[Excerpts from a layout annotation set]
──────────
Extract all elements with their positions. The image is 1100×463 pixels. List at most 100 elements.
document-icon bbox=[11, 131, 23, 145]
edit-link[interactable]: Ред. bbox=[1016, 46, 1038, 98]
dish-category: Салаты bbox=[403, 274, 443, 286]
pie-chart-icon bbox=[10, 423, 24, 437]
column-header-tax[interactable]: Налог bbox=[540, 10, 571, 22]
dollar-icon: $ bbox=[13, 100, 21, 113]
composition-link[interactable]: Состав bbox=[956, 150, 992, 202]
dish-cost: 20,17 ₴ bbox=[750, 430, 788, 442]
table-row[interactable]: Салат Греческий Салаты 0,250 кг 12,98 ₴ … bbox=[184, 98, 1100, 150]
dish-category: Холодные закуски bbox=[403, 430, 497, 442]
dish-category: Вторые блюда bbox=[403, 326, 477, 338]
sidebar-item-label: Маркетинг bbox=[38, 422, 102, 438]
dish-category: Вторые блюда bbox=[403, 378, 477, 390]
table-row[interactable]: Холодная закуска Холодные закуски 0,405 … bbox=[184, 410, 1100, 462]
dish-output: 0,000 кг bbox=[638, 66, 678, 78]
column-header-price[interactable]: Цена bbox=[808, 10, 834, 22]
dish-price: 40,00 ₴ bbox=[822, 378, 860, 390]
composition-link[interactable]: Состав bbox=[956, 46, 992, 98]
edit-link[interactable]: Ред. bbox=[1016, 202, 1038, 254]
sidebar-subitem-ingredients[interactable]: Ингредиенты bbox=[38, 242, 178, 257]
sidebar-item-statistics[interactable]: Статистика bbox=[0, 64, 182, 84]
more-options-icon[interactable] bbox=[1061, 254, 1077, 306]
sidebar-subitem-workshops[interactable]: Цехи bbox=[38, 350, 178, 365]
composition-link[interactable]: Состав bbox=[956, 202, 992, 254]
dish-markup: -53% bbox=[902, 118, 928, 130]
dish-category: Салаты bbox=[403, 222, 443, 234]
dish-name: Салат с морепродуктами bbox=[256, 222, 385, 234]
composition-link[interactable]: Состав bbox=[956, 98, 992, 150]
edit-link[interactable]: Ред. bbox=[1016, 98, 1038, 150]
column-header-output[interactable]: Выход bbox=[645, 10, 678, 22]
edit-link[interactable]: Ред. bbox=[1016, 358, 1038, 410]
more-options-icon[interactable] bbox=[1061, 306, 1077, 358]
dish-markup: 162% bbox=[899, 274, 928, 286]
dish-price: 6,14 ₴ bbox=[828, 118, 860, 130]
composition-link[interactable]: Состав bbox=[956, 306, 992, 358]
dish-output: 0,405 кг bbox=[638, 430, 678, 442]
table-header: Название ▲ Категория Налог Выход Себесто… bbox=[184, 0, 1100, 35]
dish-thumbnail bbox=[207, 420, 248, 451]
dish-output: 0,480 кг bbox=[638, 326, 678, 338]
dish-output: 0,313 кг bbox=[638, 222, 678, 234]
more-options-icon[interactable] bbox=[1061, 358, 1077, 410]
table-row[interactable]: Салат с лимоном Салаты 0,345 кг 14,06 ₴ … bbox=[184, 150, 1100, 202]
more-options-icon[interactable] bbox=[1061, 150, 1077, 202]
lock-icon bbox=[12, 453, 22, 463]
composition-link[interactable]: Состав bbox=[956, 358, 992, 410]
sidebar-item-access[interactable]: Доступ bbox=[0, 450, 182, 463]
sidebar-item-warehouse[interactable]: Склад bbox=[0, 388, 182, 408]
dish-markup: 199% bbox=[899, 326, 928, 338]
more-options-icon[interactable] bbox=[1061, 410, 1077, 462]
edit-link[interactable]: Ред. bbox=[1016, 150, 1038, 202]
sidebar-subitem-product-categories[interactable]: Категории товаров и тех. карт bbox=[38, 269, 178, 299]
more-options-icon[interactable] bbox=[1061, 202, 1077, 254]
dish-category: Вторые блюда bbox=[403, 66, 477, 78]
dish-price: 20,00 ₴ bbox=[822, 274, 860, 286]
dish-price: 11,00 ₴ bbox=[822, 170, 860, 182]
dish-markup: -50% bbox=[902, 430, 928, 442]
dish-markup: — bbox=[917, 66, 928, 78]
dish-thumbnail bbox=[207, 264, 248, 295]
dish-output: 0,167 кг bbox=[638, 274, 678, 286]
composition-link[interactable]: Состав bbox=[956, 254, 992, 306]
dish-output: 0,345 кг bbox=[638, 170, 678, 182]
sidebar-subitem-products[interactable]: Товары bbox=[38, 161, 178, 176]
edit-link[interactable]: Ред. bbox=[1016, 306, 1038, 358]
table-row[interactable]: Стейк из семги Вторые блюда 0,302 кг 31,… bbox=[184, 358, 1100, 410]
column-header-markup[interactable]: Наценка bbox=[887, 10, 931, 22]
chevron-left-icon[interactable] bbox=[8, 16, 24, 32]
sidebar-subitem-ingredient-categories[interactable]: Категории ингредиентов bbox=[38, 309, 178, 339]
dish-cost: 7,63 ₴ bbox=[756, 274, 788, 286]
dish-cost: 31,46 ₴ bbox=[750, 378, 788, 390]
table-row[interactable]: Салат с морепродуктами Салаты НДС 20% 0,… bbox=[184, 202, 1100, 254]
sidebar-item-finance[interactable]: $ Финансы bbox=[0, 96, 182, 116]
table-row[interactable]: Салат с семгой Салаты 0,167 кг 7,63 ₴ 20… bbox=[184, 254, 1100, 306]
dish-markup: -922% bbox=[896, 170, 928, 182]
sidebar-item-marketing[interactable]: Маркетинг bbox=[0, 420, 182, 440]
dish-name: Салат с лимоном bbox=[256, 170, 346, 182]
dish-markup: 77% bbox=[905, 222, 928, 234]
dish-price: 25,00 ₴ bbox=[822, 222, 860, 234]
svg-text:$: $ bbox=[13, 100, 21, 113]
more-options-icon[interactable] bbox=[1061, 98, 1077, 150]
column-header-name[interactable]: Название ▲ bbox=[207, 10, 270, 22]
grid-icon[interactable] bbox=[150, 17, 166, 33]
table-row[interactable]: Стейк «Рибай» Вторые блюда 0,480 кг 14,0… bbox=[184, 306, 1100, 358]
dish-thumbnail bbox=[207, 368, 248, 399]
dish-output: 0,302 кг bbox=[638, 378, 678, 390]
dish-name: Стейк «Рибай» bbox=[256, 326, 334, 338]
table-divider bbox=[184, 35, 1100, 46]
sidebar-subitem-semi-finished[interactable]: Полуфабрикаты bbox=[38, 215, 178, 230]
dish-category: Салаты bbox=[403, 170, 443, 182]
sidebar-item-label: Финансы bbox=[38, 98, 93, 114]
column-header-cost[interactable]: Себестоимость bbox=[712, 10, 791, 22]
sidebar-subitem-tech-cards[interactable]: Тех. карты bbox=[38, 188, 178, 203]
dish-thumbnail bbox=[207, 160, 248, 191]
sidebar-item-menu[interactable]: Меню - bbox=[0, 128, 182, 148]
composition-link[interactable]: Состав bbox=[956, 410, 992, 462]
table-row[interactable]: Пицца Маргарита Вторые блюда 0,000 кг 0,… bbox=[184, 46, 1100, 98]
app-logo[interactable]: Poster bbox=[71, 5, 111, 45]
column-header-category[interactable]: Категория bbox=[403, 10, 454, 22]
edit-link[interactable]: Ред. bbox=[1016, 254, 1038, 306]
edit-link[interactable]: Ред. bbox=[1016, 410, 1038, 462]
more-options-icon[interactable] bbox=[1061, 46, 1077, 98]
──────────
Reproduce everything from the start of the material down to the line containing "dish-thumbnail bbox=[207, 420, 248, 451]", switching each "composition-link" to "structure-link" and leaving everything else unchanged.

Extract all elements with their positions. The image is 1100×463 pixels. List at most 100 elements.
document-icon bbox=[11, 131, 23, 145]
edit-link[interactable]: Ред. bbox=[1016, 46, 1038, 98]
dish-category: Салаты bbox=[403, 274, 443, 286]
pie-chart-icon bbox=[10, 423, 24, 437]
column-header-tax[interactable]: Налог bbox=[540, 10, 571, 22]
dollar-icon: $ bbox=[13, 100, 21, 113]
structure-link[interactable]: Состав bbox=[956, 150, 992, 202]
dish-cost: 20,17 ₴ bbox=[750, 430, 788, 442]
table-row[interactable]: Салат Греческий Салаты 0,250 кг 12,98 ₴ … bbox=[184, 98, 1100, 150]
dish-category: Холодные закуски bbox=[403, 430, 497, 442]
dish-category: Вторые блюда bbox=[403, 326, 477, 338]
sidebar-item-label: Маркетинг bbox=[38, 422, 102, 438]
dish-category: Вторые блюда bbox=[403, 378, 477, 390]
table-row[interactable]: Холодная закуска Холодные закуски 0,405 … bbox=[184, 410, 1100, 462]
dish-output: 0,000 кг bbox=[638, 66, 678, 78]
column-header-price[interactable]: Цена bbox=[808, 10, 834, 22]
dish-price: 40,00 ₴ bbox=[822, 378, 860, 390]
structure-link[interactable]: Состав bbox=[956, 46, 992, 98]
edit-link[interactable]: Ред. bbox=[1016, 202, 1038, 254]
sidebar-subitem-ingredients[interactable]: Ингредиенты bbox=[38, 242, 178, 257]
sidebar-item-statistics[interactable]: Статистика bbox=[0, 64, 182, 84]
more-options-icon[interactable] bbox=[1061, 254, 1077, 306]
sidebar-subitem-workshops[interactable]: Цехи bbox=[38, 350, 178, 365]
structure-link[interactable]: Состав bbox=[956, 202, 992, 254]
dish-markup: -53% bbox=[902, 118, 928, 130]
dish-category: Салаты bbox=[403, 222, 443, 234]
dish-name: Салат с морепродуктами bbox=[256, 222, 385, 234]
structure-link[interactable]: Состав bbox=[956, 98, 992, 150]
edit-link[interactable]: Ред. bbox=[1016, 98, 1038, 150]
column-header-output[interactable]: Выход bbox=[645, 10, 678, 22]
edit-link[interactable]: Ред. bbox=[1016, 358, 1038, 410]
more-options-icon[interactable] bbox=[1061, 306, 1077, 358]
dish-markup: 162% bbox=[899, 274, 928, 286]
dish-price: 6,14 ₴ bbox=[828, 118, 860, 130]
structure-link[interactable]: Состав bbox=[956, 306, 992, 358]
dish-output: 0,405 кг bbox=[638, 430, 678, 442]
table-header: Название ▲ Категория Налог Выход Себесто… bbox=[184, 0, 1100, 35]
dish-thumbnail bbox=[207, 420, 248, 451]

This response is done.